Stated exercise:
Reproduce every line in the listing that contains the word "this".

Records contained in a dataset:
┌────────

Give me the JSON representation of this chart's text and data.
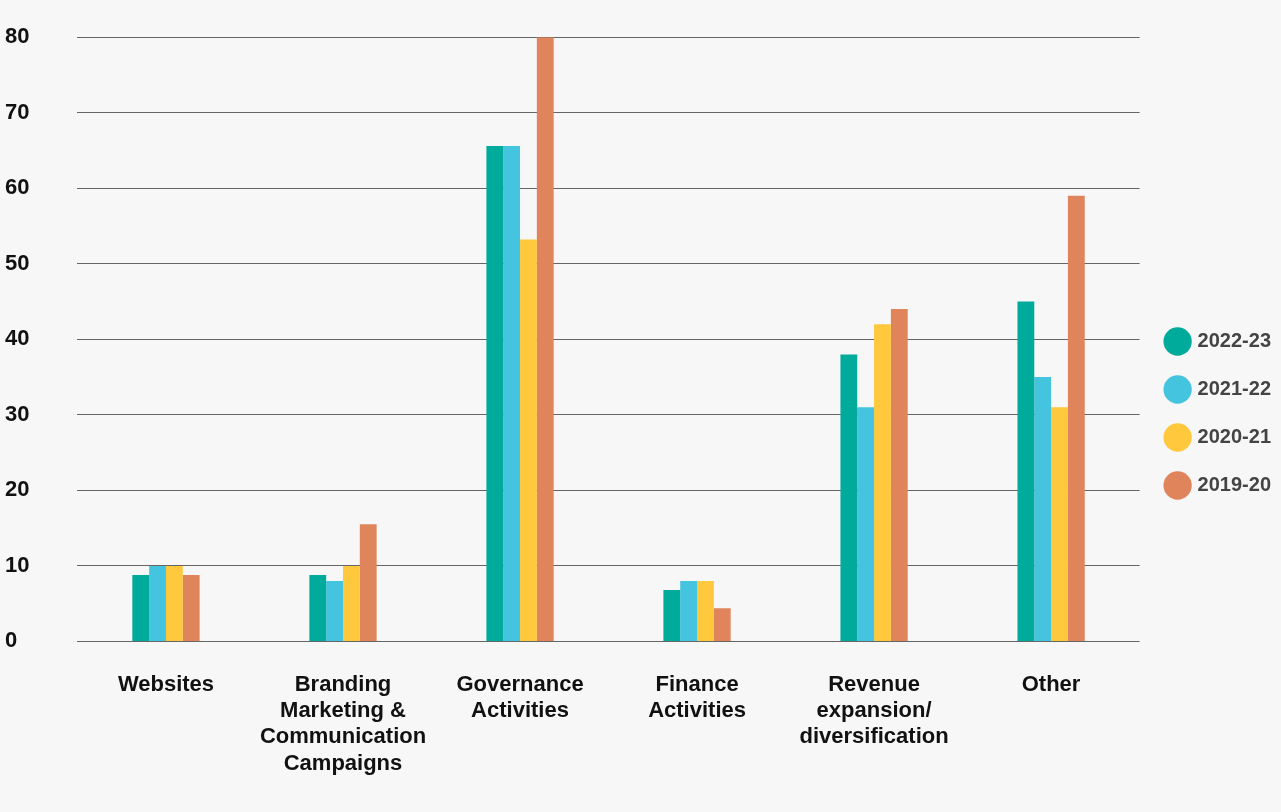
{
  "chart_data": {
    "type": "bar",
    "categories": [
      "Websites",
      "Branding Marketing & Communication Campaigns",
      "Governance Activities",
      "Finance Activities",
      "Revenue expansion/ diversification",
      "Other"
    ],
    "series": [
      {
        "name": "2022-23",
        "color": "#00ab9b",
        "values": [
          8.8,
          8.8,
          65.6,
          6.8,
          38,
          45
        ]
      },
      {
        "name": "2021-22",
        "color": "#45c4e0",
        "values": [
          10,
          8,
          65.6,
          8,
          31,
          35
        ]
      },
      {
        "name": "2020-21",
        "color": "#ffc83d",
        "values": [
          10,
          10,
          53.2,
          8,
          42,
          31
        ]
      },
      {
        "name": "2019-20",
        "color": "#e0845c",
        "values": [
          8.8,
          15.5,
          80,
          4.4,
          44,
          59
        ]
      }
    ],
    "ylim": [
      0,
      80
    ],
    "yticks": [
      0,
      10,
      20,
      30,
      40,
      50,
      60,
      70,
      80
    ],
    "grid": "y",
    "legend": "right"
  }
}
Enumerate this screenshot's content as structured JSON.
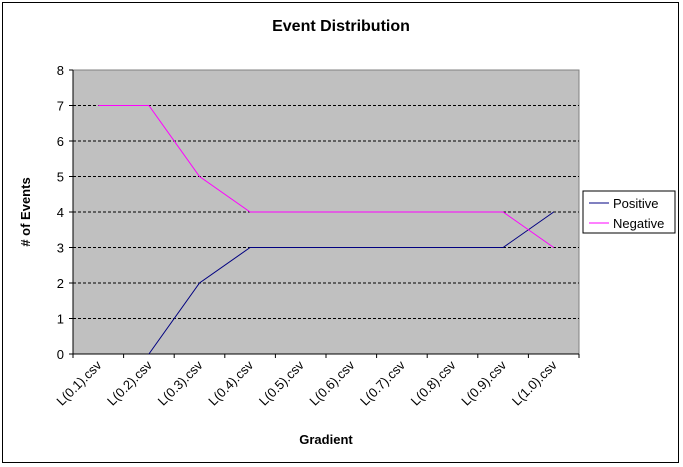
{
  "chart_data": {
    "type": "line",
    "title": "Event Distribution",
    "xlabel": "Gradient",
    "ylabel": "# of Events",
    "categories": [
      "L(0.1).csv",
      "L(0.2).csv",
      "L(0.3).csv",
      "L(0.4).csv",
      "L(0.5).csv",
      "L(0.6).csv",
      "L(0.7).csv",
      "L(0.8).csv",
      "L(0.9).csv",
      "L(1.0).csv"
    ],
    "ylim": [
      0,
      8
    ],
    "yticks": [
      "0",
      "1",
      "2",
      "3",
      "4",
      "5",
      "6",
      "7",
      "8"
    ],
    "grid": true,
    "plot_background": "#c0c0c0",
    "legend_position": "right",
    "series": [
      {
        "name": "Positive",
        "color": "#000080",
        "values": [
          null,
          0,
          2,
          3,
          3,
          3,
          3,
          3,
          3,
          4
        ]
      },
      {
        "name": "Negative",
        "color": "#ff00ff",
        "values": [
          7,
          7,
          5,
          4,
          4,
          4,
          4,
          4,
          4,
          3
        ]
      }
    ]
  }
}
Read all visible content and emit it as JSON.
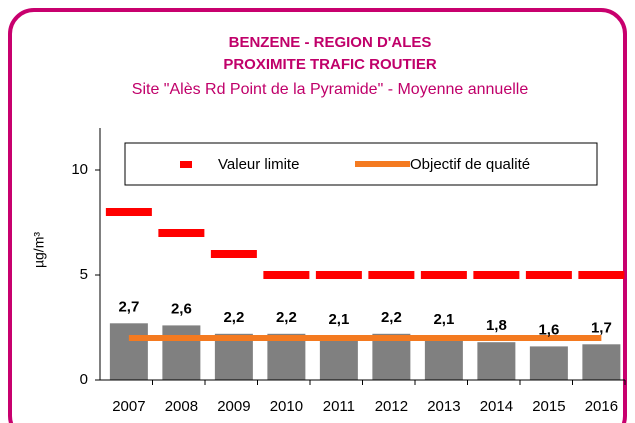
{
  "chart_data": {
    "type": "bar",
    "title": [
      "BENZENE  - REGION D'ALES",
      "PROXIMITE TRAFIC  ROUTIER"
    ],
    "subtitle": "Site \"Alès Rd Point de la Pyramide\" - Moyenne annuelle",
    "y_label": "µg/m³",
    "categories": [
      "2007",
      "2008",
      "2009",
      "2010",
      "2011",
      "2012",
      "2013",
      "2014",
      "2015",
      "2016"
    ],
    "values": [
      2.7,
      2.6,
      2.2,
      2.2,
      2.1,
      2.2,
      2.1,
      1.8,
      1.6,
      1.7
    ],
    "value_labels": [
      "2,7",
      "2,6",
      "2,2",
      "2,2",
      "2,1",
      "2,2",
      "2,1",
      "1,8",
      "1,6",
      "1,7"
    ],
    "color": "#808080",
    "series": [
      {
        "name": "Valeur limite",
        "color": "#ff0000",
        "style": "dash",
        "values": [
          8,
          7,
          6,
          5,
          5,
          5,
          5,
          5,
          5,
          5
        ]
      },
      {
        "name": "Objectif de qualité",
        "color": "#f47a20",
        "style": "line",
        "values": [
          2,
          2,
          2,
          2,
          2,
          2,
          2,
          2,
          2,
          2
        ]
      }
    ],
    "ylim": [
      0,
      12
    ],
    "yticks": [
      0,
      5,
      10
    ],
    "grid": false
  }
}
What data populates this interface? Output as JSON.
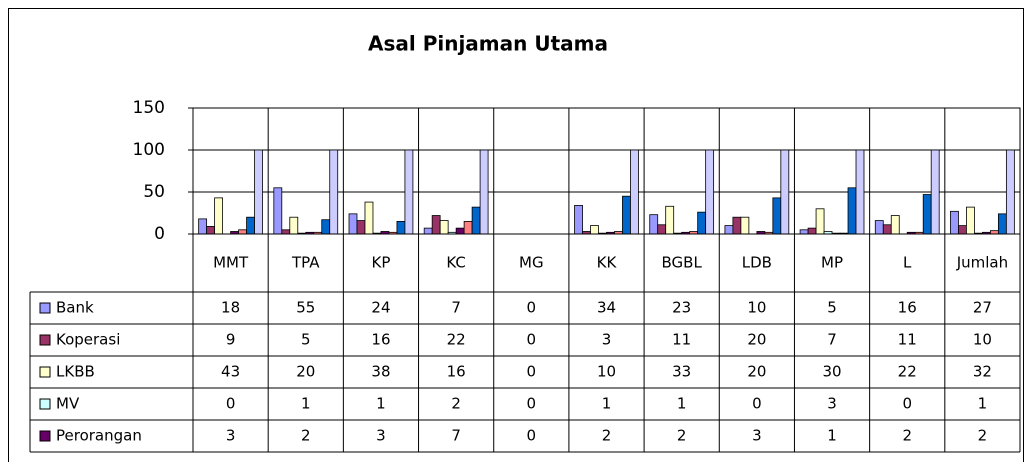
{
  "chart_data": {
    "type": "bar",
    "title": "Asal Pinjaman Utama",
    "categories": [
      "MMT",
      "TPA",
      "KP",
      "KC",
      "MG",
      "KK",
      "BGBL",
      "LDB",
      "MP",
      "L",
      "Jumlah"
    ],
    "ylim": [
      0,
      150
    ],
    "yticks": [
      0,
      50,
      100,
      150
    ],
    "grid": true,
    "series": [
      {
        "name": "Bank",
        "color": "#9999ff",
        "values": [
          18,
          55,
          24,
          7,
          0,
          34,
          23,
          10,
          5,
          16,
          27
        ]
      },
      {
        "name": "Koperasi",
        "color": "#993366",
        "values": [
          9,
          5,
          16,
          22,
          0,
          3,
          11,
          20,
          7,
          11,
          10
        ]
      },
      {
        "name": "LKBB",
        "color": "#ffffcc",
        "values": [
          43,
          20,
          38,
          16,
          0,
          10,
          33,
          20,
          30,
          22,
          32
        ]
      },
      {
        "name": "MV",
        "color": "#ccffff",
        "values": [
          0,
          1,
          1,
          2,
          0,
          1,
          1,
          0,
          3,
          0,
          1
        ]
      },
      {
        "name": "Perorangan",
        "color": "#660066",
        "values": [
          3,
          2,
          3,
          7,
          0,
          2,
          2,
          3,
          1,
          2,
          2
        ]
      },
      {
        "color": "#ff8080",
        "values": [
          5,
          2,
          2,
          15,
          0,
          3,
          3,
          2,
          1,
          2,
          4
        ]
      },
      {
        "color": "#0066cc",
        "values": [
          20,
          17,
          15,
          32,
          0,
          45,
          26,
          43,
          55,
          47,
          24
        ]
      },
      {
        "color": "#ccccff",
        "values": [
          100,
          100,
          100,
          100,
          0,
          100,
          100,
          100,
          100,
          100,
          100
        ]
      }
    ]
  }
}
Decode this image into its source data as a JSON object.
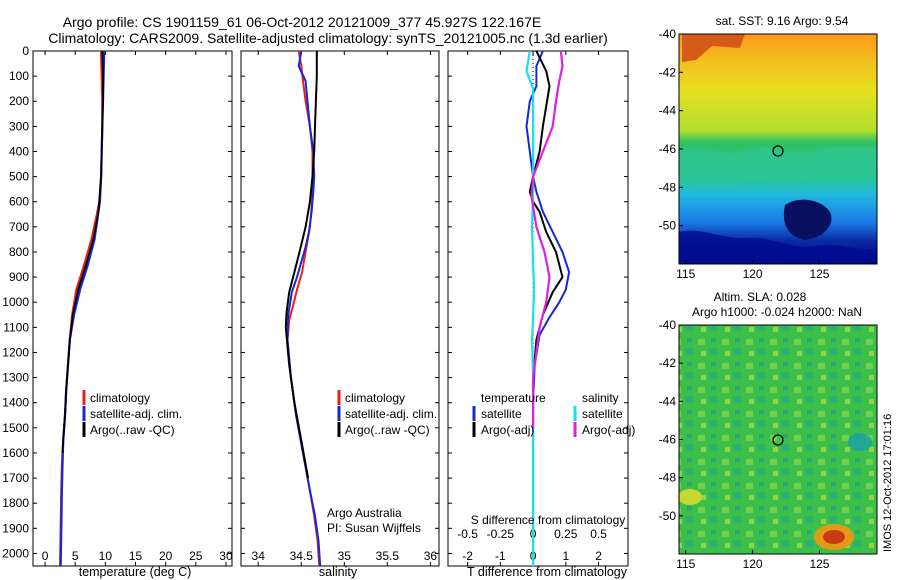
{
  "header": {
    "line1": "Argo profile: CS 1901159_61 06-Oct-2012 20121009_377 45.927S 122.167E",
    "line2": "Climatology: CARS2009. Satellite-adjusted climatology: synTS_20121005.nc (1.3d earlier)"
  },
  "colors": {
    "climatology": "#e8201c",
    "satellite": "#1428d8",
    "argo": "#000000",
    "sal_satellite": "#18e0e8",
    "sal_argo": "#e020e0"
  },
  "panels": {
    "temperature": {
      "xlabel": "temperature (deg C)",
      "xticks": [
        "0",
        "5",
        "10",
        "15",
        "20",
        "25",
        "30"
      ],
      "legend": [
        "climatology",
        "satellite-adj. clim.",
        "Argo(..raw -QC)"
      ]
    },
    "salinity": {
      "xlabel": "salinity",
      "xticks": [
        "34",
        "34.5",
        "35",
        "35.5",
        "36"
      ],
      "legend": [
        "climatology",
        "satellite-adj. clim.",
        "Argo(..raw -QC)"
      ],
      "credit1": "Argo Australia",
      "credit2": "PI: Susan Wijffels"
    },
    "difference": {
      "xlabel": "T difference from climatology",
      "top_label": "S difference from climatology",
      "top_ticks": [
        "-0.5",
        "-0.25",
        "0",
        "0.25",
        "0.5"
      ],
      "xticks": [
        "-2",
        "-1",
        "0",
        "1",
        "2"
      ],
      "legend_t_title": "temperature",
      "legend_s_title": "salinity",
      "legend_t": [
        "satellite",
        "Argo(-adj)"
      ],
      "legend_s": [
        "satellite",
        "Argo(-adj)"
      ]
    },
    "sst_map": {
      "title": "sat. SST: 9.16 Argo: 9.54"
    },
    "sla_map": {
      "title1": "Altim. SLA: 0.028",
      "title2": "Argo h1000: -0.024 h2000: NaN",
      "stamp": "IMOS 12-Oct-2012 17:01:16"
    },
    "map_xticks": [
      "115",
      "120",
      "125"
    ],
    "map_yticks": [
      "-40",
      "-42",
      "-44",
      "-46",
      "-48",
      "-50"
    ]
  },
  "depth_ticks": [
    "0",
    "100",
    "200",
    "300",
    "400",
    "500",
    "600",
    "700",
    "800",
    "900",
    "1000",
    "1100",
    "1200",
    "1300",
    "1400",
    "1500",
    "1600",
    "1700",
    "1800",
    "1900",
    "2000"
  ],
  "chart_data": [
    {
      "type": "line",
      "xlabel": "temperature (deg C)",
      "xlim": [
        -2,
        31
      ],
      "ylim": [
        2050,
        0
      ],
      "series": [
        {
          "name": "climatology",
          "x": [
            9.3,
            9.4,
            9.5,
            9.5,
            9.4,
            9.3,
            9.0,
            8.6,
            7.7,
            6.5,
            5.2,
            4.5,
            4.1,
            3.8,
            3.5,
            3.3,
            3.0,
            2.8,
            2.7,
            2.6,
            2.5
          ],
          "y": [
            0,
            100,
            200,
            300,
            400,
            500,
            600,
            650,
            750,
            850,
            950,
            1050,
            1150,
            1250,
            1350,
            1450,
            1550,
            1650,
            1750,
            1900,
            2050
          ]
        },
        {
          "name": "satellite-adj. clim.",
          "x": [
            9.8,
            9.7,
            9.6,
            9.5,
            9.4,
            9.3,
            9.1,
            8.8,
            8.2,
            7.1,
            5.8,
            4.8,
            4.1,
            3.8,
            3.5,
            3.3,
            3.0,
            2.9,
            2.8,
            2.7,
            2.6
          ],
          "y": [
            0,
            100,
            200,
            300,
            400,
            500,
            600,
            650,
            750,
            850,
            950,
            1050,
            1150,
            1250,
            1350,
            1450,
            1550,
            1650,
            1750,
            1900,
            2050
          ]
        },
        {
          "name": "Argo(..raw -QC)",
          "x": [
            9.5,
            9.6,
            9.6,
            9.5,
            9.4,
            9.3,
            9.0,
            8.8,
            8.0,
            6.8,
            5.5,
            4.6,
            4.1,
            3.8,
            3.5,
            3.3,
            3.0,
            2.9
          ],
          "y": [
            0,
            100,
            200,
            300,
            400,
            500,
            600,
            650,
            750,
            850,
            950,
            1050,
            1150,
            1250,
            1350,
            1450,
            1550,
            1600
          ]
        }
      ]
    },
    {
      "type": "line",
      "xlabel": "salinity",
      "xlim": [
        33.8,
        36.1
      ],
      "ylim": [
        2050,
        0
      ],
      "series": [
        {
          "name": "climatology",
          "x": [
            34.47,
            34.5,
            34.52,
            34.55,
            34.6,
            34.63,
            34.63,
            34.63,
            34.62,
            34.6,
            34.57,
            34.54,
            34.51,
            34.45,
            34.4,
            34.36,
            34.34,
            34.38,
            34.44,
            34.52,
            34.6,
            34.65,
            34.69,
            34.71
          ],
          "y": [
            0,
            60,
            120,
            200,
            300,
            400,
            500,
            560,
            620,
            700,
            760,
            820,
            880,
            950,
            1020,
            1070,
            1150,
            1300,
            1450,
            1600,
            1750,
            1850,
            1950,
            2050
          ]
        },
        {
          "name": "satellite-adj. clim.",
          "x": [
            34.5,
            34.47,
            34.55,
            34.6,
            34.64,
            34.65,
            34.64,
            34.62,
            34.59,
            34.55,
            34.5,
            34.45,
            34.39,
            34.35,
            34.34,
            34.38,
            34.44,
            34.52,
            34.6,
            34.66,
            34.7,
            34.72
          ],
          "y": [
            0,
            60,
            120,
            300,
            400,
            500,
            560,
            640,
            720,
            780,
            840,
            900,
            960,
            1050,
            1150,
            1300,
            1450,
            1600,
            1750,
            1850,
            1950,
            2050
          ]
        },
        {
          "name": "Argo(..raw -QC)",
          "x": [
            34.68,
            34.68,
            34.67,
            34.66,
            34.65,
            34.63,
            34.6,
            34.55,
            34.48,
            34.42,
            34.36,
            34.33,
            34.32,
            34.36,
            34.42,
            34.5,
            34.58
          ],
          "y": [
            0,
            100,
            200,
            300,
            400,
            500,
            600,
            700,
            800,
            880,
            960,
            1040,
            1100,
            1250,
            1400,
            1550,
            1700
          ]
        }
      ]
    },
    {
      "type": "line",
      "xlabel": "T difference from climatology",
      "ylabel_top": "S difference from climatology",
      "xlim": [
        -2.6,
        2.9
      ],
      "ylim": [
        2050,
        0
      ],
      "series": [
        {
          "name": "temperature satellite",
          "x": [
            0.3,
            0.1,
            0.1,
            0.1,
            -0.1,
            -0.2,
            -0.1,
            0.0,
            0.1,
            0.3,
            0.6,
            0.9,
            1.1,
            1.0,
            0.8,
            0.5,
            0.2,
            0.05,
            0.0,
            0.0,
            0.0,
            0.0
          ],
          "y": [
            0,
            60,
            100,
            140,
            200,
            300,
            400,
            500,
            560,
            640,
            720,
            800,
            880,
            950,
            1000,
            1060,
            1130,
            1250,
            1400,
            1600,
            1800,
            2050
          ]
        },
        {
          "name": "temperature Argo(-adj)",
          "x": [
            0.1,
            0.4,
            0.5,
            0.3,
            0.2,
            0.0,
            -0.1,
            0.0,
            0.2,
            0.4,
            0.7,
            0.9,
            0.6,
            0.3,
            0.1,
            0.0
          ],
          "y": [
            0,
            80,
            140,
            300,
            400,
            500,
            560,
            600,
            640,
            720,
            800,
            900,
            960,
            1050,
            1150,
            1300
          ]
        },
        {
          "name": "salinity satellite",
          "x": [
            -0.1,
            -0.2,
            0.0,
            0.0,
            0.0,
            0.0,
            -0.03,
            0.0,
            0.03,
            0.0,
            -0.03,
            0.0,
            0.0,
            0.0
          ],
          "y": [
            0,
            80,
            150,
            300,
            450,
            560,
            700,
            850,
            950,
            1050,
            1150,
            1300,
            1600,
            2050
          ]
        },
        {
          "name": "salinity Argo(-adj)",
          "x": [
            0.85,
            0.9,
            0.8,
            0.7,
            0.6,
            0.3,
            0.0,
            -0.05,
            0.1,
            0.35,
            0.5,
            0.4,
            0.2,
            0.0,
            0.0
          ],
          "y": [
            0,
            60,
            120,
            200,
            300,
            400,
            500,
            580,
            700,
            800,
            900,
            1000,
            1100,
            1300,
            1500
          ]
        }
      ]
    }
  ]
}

└────────

The reply:
Give me the JSON representation of this chart's text and data.
Enumerate this screenshot's content as structured JSON.
What data populates this interface? Output as JSON.
Decode this image into its source data as a JSON object.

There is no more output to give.